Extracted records
───
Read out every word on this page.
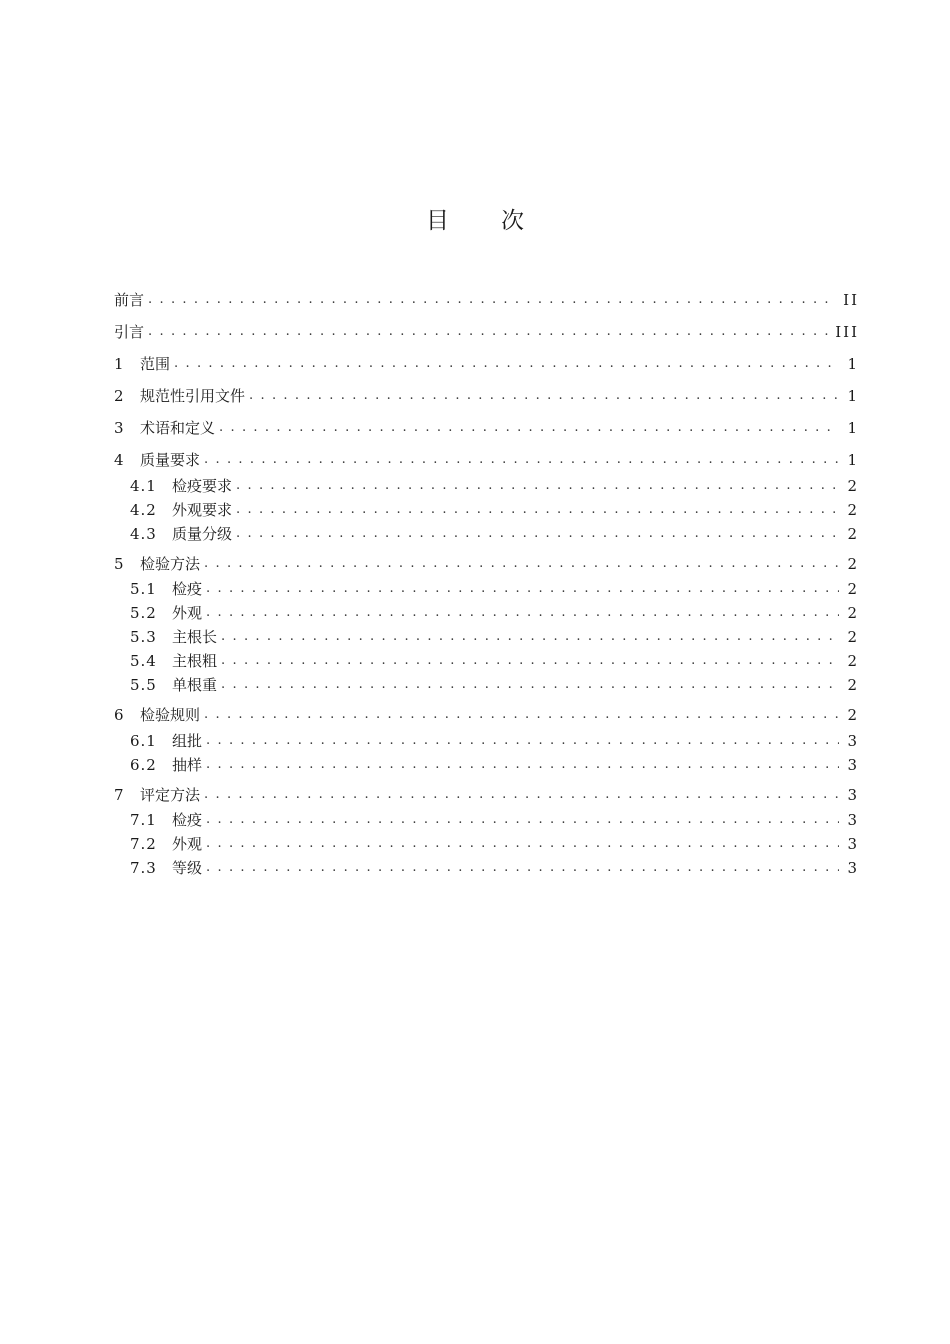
目 次
前言 . . .	II
引言 . . .	III
1	范围 . . .	1
2	规范性引用文件 . . .	1
3	术语和定义 . . .	1
4	质量要求 . . .	1
4.1	检疫要求 . . .	2
4.2	外观要求 . . .	2
4.3	质量分级 . . .	2
5	检验方法 . . .	2
5.1	检疫 . . .	2
5.2	外观 . . .	2
5.3	主根长 . . .	2
5.4	主根粗 . . .	2
5.5	单根重 . . .	2
6	检验规则 . . .	2
6.1	组批 . . .	3
6.2	抽样 . . .	3
7	评定方法 . . .	3
7.1	检疫 . . .	3
7.2	外观 . . .	3
7.3	等级 . . .	3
───
Your copy of the data above should match it exactly, except that pictures are left out.

Read out every word on this page.
目 次
前言 . . .	II
引言 . . .	III
1	范围 . . .	1
2	规范性引用文件 . . .	1
3	术语和定义 . . .	1
4	质量要求 . . .	1
4.1	检疫要求 . . .	2
4.2	外观要求 . . .	2
4.3	质量分级 . . .	2
5	检验方法 . . .	2
5.1	检疫 . . .	2
5.2	外观 . . .	2
5.3	主根长 . . .	2
5.4	主根粗 . . .	2
5.5	单根重 . . .	2
6	检验规则 . . .	2
6.1	组批 . . .	3
6.2	抽样 . . .	3
7	评定方法 . . .	3
7.1	检疫 . . .	3
7.2	外观 . . .	3
7.3	等级 . . .	3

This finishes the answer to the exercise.